▶ **Rows**
⁂
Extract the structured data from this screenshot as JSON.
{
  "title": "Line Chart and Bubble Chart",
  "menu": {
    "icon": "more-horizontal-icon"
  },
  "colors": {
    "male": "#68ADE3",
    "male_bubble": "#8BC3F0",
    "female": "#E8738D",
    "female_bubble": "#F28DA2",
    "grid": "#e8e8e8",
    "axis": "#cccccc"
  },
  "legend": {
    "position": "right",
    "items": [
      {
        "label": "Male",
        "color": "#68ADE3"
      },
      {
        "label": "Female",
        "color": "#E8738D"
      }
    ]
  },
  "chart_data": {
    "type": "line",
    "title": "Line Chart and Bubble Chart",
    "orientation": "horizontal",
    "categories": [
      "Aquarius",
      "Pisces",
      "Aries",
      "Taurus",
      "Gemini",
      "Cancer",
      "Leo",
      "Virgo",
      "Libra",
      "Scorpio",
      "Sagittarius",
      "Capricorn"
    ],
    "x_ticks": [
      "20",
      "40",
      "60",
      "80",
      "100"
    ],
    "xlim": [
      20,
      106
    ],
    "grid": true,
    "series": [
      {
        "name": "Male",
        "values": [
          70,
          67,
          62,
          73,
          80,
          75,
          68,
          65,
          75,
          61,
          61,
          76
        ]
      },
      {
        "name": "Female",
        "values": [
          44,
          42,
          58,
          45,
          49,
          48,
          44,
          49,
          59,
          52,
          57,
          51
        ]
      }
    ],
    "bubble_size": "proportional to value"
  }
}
⁂
▶ **Aim**
Restate each record word for word.

▶ **Answer for this exercise**
Extract the structured data from this screenshot as JSON.
{
  "title": "Line Chart and Bubble Chart",
  "menu": {
    "icon": "more-horizontal-icon"
  },
  "colors": {
    "male": "#68ADE3",
    "male_bubble": "#8BC3F0",
    "female": "#E8738D",
    "female_bubble": "#F28DA2",
    "grid": "#e8e8e8",
    "axis": "#cccccc"
  },
  "legend": {
    "position": "right",
    "items": [
      {
        "label": "Male",
        "color": "#68ADE3"
      },
      {
        "label": "Female",
        "color": "#E8738D"
      }
    ]
  },
  "chart_data": {
    "type": "line",
    "title": "Line Chart and Bubble Chart",
    "orientation": "horizontal",
    "categories": [
      "Aquarius",
      "Pisces",
      "Aries",
      "Taurus",
      "Gemini",
      "Cancer",
      "Leo",
      "Virgo",
      "Libra",
      "Scorpio",
      "Sagittarius",
      "Capricorn"
    ],
    "x_ticks": [
      "20",
      "40",
      "60",
      "80",
      "100"
    ],
    "xlim": [
      20,
      106
    ],
    "grid": true,
    "series": [
      {
        "name": "Male",
        "values": [
          70,
          67,
          62,
          73,
          80,
          75,
          68,
          65,
          75,
          61,
          61,
          76
        ]
      },
      {
        "name": "Female",
        "values": [
          44,
          42,
          58,
          45,
          49,
          48,
          44,
          49,
          59,
          52,
          57,
          51
        ]
      }
    ],
    "bubble_size": "proportional to value"
  }
}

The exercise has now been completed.